WHAT THE EXERCISE ASKS: The records below must be duplicated exactly, character for character.

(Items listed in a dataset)
....

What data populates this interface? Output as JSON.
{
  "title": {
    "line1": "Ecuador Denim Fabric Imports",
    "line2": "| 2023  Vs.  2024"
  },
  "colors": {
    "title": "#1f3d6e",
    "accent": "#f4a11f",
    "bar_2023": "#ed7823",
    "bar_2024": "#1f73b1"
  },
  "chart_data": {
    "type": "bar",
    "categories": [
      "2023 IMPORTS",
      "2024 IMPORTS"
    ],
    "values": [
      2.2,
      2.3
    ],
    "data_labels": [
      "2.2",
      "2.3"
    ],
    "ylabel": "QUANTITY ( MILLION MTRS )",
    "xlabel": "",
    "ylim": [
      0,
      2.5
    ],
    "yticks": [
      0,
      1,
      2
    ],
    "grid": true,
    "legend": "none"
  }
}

....

TASK RESULT:
What data populates this interface? Output as JSON.
{
  "title": {
    "line1": "Ecuador Denim Fabric Imports",
    "line2": "| 2023  Vs.  2024"
  },
  "colors": {
    "title": "#1f3d6e",
    "accent": "#f4a11f",
    "bar_2023": "#ed7823",
    "bar_2024": "#1f73b1"
  },
  "chart_data": {
    "type": "bar",
    "categories": [
      "2023 IMPORTS",
      "2024 IMPORTS"
    ],
    "values": [
      2.2,
      2.3
    ],
    "data_labels": [
      "2.2",
      "2.3"
    ],
    "ylabel": "QUANTITY ( MILLION MTRS )",
    "xlabel": "",
    "ylim": [
      0,
      2.5
    ],
    "yticks": [
      0,
      1,
      2
    ],
    "grid": true,
    "legend": "none"
  }
}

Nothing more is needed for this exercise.